> [Exercise brief]: Reproduce the full listing that appears beneath this instruction exactly.

[Collected data]

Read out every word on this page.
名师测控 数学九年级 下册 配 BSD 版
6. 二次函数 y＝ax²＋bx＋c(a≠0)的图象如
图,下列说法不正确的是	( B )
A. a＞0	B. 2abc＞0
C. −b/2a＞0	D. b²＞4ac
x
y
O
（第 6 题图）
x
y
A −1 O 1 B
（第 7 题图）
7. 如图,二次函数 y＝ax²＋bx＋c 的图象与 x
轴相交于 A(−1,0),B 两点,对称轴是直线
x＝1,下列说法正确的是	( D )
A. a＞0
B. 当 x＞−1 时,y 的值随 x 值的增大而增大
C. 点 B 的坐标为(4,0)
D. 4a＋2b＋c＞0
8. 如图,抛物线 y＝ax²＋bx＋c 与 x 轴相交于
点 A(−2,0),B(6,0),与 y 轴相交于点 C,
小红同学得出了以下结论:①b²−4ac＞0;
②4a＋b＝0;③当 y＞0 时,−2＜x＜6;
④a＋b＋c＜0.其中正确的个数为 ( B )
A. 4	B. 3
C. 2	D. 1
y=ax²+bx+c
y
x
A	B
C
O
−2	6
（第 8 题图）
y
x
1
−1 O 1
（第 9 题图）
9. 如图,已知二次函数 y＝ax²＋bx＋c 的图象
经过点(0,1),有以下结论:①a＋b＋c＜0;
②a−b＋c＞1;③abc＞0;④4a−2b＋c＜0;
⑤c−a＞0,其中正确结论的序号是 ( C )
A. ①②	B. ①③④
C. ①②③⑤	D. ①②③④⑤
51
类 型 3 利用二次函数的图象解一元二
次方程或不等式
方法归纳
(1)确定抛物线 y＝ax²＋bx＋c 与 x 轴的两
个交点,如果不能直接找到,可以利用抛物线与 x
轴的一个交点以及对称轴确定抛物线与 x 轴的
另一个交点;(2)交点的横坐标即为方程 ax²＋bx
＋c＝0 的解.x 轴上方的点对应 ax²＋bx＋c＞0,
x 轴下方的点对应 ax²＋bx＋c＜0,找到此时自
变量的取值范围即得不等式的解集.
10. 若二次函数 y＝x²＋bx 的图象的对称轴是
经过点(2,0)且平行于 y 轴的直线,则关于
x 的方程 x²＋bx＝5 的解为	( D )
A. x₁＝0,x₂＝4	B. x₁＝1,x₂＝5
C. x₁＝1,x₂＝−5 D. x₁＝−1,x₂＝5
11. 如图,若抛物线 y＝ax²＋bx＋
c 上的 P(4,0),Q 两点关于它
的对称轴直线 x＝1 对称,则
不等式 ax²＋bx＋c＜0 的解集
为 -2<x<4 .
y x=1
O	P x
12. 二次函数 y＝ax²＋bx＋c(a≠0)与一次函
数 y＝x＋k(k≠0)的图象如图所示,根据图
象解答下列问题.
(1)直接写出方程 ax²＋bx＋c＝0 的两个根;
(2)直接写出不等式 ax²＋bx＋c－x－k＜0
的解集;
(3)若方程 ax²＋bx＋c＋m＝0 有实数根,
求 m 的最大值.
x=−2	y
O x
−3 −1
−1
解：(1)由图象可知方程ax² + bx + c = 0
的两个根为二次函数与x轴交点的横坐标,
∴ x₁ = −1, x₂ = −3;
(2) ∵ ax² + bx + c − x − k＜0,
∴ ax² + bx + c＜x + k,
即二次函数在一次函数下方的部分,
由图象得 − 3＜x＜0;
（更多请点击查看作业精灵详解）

> [Right answer]:
Read out every word on this page.
名师测控 数学九年级 下册 配 BSD 版
6. 二次函数 y＝ax²＋bx＋c(a≠0)的图象如
图,下列说法不正确的是	( B )
A. a＞0	B. 2abc＞0
C. −b/2a＞0	D. b²＞4ac
x
y
O
（第 6 题图）
x
y
A −1 O 1 B
（第 7 题图）
7. 如图,二次函数 y＝ax²＋bx＋c 的图象与 x
轴相交于 A(−1,0),B 两点,对称轴是直线
x＝1,下列说法正确的是	( D )
A. a＞0
B. 当 x＞−1 时,y 的值随 x 值的增大而增大
C. 点 B 的坐标为(4,0)
D. 4a＋2b＋c＞0
8. 如图,抛物线 y＝ax²＋bx＋c 与 x 轴相交于
点 A(−2,0),B(6,0),与 y 轴相交于点 C,
小红同学得出了以下结论:①b²−4ac＞0;
②4a＋b＝0;③当 y＞0 时,−2＜x＜6;
④a＋b＋c＜0.其中正确的个数为 ( B )
A. 4	B. 3
C. 2	D. 1
y=ax²+bx+c
y
x
A	B
C
O
−2	6
（第 8 题图）
y
x
1
−1 O 1
（第 9 题图）
9. 如图,已知二次函数 y＝ax²＋bx＋c 的图象
经过点(0,1),有以下结论:①a＋b＋c＜0;
②a−b＋c＞1;③abc＞0;④4a−2b＋c＜0;
⑤c−a＞0,其中正确结论的序号是 ( C )
A. ①②	B. ①③④
C. ①②③⑤	D. ①②③④⑤
51
类 型 3 利用二次函数的图象解一元二
次方程或不等式
方法归纳
(1)确定抛物线 y＝ax²＋bx＋c 与 x 轴的两
个交点,如果不能直接找到,可以利用抛物线与 x
轴的一个交点以及对称轴确定抛物线与 x 轴的
另一个交点;(2)交点的横坐标即为方程 ax²＋bx
＋c＝0 的解.x 轴上方的点对应 ax²＋bx＋c＞0,
x 轴下方的点对应 ax²＋bx＋c＜0,找到此时自
变量的取值范围即得不等式的解集.
10. 若二次函数 y＝x²＋bx 的图象的对称轴是
经过点(2,0)且平行于 y 轴的直线,则关于
x 的方程 x²＋bx＝5 的解为	( D )
A. x₁＝0,x₂＝4	B. x₁＝1,x₂＝5
C. x₁＝1,x₂＝−5 D. x₁＝−1,x₂＝5
11. 如图,若抛物线 y＝ax²＋bx＋
c 上的 P(4,0),Q 两点关于它
的对称轴直线 x＝1 对称,则
不等式 ax²＋bx＋c＜0 的解集
为 -2<x<4 .
y x=1
O	P x
12. 二次函数 y＝ax²＋bx＋c(a≠0)与一次函
数 y＝x＋k(k≠0)的图象如图所示,根据图
象解答下列问题.
(1)直接写出方程 ax²＋bx＋c＝0 的两个根;
(2)直接写出不等式 ax²＋bx＋c－x－k＜0
的解集;
(3)若方程 ax²＋bx＋c＋m＝0 有实数根,
求 m 的最大值.
x=−2	y
O x
−3 −1
−1
解：(1)由图象可知方程ax² + bx + c = 0
的两个根为二次函数与x轴交点的横坐标,
∴ x₁ = −1, x₂ = −3;
(2) ∵ ax² + bx + c − x − k＜0,
∴ ax² + bx + c＜x + k,
即二次函数在一次函数下方的部分,
由图象得 − 3＜x＜0;
（更多请点击查看作业精灵详解）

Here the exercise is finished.